### Data entries
start

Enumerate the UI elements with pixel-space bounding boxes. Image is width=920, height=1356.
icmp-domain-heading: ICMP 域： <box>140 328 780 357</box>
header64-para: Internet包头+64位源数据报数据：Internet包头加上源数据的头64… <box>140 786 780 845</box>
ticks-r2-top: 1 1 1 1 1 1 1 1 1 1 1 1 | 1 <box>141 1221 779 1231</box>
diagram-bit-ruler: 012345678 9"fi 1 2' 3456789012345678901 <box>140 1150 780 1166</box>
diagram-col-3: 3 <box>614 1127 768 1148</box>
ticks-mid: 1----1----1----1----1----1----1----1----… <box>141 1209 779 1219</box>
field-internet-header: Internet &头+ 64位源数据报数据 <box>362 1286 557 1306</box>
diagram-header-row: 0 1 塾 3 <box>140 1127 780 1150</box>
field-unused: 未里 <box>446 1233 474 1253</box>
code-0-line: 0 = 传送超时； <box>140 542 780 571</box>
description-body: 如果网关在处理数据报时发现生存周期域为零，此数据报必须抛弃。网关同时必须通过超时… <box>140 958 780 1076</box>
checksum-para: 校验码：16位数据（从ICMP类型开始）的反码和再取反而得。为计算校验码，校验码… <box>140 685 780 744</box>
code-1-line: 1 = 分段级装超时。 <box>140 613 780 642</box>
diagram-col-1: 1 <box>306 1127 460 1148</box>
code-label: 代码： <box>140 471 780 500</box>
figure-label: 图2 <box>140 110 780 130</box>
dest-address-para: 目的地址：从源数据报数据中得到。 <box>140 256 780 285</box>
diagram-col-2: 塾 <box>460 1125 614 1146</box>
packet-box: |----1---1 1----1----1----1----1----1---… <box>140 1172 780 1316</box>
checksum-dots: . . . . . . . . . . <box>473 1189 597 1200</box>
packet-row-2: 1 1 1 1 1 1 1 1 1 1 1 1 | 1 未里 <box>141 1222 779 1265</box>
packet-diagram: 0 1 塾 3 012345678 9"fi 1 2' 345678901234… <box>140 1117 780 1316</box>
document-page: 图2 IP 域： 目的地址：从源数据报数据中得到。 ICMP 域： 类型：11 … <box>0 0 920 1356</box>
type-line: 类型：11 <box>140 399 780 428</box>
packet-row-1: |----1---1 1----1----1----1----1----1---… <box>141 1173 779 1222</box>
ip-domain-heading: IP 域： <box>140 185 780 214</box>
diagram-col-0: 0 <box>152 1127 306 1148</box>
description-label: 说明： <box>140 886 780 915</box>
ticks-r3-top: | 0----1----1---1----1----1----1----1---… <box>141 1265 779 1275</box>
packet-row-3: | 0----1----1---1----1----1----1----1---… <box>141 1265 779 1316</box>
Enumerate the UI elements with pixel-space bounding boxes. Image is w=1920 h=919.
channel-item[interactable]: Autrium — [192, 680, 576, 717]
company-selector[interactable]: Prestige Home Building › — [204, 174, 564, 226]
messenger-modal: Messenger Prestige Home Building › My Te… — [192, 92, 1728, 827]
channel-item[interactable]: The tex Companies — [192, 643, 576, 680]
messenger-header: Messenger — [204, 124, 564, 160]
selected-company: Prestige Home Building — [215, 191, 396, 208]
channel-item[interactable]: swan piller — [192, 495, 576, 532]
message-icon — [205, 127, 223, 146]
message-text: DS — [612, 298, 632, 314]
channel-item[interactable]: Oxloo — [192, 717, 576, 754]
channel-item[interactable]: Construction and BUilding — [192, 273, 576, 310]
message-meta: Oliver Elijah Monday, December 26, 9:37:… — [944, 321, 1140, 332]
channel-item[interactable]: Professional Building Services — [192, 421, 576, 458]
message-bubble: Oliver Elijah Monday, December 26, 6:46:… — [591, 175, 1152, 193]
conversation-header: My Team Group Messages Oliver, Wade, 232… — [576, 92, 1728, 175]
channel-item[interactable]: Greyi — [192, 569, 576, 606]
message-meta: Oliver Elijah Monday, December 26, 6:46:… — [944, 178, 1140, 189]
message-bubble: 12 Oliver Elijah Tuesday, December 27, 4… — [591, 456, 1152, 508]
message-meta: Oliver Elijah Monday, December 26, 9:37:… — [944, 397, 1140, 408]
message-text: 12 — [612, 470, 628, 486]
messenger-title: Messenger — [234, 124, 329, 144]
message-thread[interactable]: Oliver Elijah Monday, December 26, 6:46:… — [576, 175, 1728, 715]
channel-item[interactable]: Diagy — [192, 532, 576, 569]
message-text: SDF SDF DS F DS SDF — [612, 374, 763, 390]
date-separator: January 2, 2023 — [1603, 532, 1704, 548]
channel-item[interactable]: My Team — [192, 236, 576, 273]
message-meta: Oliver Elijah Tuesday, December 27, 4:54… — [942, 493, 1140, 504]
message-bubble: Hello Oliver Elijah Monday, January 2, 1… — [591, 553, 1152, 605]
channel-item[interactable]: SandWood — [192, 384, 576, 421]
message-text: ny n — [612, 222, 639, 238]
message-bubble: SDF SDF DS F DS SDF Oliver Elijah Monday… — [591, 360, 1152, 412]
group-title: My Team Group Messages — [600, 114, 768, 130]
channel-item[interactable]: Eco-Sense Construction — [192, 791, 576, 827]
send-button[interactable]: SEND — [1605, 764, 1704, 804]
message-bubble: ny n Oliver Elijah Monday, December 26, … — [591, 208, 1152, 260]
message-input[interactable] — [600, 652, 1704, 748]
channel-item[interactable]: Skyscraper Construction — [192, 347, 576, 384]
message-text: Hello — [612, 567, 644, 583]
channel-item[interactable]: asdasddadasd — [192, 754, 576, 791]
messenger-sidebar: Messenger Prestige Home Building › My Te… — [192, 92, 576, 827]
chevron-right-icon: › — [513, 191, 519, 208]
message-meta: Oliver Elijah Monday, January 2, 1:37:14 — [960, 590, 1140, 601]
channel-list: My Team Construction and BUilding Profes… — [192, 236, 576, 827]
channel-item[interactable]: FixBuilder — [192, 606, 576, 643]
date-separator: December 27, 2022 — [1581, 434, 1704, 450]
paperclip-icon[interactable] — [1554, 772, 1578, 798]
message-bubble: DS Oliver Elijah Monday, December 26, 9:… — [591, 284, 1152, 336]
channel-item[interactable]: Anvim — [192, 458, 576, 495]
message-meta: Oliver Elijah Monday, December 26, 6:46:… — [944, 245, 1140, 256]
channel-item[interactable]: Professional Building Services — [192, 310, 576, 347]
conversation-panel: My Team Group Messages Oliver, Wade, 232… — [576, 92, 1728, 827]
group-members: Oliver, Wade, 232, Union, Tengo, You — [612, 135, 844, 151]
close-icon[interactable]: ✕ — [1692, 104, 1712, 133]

end

### What the exercise asks
Reproduce the items word for word, starting at the first line and running through the line that contains "document-page: 图2 IP", with both of those lines included.

### Answer for this exercise
Enumerate the UI elements with pixel-space bounding boxes. Image is width=920, height=1356.
icmp-domain-heading: ICMP 域： <box>140 328 780 357</box>
header64-para: Internet包头+64位源数据报数据：Internet包头加上源数据的头64… <box>140 786 780 845</box>
ticks-r2-top: 1 1 1 1 1 1 1 1 1 1 1 1 | 1 <box>141 1221 779 1231</box>
diagram-bit-ruler: 012345678 9"fi 1 2' 3456789012345678901 <box>140 1150 780 1166</box>
diagram-col-3: 3 <box>614 1127 768 1148</box>
ticks-mid: 1----1----1----1----1----1----1----1----… <box>141 1209 779 1219</box>
field-internet-header: Internet &头+ 64位源数据报数据 <box>362 1286 557 1306</box>
diagram-header-row: 0 1 塾 3 <box>140 1127 780 1150</box>
field-unused: 未里 <box>446 1233 474 1253</box>
code-0-line: 0 = 传送超时； <box>140 542 780 571</box>
description-body: 如果网关在处理数据报时发现生存周期域为零，此数据报必须抛弃。网关同时必须通过超时… <box>140 958 780 1076</box>
checksum-para: 校验码：16位数据（从ICMP类型开始）的反码和再取反而得。为计算校验码，校验码… <box>140 685 780 744</box>
code-1-line: 1 = 分段级装超时。 <box>140 613 780 642</box>
diagram-col-1: 1 <box>306 1127 460 1148</box>
code-label: 代码： <box>140 471 780 500</box>
figure-label: 图2 <box>140 110 780 130</box>
dest-address-para: 目的地址：从源数据报数据中得到。 <box>140 256 780 285</box>
diagram-col-2: 塾 <box>460 1125 614 1146</box>
packet-box: |----1---1 1----1----1----1----1----1---… <box>140 1172 780 1316</box>
checksum-dots: . . . . . . . . . . <box>473 1189 597 1200</box>
packet-row-2: 1 1 1 1 1 1 1 1 1 1 1 1 | 1 未里 <box>141 1222 779 1265</box>
packet-diagram: 0 1 塾 3 012345678 9"fi 1 2' 345678901234… <box>140 1117 780 1316</box>
document-page: 图2 IP 域： 目的地址：从源数据报数据中得到。 ICMP 域： 类型：11 … <box>0 0 920 1356</box>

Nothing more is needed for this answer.